* **Given request**: Locate the word "image" in the data below, then copy every line that holds it.

* **Items**:
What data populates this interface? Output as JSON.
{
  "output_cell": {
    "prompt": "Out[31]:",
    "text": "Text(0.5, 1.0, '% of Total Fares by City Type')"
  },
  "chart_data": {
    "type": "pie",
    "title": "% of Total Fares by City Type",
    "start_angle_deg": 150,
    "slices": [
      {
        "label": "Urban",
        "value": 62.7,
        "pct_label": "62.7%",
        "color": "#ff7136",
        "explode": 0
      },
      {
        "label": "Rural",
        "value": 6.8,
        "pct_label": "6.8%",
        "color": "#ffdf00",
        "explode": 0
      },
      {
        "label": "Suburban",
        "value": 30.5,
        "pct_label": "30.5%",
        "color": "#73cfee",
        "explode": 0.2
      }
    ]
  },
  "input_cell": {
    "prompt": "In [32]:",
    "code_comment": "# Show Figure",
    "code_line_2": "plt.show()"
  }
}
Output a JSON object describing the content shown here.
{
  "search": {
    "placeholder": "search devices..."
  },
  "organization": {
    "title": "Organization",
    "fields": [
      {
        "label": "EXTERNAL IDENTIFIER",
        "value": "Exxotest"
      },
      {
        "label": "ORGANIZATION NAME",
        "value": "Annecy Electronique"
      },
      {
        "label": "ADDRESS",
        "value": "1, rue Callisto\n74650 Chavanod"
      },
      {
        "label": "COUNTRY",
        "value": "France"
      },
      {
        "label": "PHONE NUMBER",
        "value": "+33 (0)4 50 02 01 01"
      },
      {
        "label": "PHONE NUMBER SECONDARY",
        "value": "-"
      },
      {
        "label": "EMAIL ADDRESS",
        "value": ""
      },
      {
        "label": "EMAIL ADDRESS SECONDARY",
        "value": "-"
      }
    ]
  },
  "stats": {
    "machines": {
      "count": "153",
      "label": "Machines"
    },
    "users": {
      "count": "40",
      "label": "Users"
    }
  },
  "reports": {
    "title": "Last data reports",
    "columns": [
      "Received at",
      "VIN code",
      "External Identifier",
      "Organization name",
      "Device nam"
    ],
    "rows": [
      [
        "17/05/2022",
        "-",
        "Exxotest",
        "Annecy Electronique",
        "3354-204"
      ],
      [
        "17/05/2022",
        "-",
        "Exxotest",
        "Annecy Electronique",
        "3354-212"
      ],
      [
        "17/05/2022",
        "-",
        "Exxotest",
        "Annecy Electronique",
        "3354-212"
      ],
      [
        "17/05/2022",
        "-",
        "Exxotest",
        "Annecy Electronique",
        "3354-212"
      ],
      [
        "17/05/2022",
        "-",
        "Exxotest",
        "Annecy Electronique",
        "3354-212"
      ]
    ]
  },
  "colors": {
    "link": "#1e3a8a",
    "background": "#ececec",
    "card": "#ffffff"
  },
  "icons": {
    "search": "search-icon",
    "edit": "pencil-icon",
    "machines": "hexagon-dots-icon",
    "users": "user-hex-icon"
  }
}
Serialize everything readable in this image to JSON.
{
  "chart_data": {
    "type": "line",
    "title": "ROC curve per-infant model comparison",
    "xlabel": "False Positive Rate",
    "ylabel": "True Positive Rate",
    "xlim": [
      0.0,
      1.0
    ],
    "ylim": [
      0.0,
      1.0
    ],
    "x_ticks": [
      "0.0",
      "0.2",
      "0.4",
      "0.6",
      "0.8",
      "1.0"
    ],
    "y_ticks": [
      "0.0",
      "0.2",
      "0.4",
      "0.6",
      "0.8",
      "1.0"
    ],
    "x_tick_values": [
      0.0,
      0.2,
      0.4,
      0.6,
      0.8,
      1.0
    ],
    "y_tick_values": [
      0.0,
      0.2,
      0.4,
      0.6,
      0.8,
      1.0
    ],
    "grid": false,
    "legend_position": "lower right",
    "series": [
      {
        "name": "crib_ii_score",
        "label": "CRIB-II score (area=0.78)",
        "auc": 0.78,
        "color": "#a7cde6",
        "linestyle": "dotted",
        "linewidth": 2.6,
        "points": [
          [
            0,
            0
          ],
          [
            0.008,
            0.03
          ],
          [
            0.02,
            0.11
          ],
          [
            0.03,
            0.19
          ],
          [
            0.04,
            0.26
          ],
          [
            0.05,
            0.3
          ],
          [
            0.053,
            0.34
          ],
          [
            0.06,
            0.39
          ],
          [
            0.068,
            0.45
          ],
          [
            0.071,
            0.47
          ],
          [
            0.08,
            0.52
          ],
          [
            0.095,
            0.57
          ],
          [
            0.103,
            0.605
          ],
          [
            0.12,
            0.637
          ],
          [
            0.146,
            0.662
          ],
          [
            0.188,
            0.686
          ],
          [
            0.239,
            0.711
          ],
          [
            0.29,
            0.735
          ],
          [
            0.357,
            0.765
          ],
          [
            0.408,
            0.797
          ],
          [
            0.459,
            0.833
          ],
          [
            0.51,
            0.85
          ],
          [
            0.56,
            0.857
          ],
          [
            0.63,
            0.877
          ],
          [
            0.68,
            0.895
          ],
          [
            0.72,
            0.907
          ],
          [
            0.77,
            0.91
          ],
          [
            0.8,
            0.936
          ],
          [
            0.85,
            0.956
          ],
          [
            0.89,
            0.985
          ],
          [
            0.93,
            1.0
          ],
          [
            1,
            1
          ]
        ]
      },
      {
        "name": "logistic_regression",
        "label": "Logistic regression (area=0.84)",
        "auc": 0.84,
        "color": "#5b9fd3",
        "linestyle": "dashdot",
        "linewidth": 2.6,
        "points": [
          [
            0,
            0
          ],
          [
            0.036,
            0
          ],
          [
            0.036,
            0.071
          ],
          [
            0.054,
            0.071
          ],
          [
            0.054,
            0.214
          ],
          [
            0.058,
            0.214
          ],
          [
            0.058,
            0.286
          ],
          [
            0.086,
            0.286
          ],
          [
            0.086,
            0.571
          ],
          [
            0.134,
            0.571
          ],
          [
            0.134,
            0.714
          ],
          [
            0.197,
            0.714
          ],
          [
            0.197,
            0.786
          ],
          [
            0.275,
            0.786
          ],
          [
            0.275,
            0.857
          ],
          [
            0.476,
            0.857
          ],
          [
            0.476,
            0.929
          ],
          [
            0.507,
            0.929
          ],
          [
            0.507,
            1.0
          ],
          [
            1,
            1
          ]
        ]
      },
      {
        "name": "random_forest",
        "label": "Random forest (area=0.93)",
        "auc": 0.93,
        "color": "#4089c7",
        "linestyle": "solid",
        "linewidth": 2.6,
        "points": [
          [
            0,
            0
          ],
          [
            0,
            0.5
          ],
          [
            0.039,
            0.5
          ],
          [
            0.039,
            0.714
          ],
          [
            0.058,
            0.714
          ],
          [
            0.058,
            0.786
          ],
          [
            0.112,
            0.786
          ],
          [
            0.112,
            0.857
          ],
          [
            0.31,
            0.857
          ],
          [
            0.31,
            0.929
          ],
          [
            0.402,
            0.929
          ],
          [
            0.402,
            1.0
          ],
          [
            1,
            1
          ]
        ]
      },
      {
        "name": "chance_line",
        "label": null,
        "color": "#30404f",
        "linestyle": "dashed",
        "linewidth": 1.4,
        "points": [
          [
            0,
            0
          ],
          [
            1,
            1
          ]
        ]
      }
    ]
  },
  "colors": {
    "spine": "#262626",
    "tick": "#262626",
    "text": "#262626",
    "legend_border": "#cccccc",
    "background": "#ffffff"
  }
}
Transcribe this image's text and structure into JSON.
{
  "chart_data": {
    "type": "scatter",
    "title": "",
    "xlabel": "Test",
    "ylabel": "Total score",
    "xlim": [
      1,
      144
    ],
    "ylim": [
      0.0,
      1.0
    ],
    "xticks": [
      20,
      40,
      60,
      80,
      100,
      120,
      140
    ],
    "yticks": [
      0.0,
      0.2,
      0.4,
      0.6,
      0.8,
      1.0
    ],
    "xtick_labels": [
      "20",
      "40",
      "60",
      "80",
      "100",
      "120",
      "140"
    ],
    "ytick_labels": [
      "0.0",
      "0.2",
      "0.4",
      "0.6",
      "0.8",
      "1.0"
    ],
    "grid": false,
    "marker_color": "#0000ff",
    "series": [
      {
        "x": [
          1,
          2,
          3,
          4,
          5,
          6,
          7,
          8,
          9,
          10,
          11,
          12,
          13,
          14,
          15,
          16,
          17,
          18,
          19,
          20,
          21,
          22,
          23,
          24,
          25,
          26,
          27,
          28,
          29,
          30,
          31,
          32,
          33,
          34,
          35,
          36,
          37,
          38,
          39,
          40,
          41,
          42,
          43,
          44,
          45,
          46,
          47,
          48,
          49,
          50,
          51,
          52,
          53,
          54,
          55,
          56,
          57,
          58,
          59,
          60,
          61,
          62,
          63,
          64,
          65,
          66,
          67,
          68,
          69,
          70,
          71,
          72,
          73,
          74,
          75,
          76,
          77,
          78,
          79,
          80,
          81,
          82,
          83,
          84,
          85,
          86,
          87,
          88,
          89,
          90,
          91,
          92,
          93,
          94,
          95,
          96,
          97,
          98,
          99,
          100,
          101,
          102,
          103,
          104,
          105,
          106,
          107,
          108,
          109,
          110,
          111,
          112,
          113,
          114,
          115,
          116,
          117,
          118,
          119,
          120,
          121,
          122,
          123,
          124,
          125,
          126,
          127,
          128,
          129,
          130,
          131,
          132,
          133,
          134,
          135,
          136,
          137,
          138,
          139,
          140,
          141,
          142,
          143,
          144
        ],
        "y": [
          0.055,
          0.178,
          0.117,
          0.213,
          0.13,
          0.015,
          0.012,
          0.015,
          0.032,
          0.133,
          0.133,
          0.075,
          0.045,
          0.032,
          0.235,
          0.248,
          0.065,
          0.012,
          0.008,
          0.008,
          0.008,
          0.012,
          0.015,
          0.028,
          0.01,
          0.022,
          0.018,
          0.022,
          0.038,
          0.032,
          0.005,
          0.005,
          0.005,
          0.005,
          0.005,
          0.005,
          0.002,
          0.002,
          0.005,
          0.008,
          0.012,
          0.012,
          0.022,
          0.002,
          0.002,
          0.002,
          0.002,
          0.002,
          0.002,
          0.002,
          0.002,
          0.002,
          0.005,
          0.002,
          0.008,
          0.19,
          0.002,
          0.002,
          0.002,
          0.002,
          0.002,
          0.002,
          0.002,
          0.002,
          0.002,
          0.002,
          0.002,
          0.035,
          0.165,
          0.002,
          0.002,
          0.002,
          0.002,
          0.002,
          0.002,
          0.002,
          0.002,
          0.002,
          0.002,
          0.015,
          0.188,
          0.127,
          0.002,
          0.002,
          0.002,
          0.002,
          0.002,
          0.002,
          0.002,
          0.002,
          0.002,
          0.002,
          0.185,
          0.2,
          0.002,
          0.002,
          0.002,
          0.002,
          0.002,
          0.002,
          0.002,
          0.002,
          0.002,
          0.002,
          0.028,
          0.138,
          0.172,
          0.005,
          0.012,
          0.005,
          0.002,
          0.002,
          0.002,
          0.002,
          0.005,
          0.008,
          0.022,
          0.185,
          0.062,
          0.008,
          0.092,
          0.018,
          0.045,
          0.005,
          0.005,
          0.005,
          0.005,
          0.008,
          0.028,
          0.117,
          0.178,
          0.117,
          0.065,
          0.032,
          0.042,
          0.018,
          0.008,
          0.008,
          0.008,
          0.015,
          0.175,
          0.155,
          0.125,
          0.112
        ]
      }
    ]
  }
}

* **The answer**:
Serialize everything readable in this image to JSON.
Transcribe this image's text and structure into JSON.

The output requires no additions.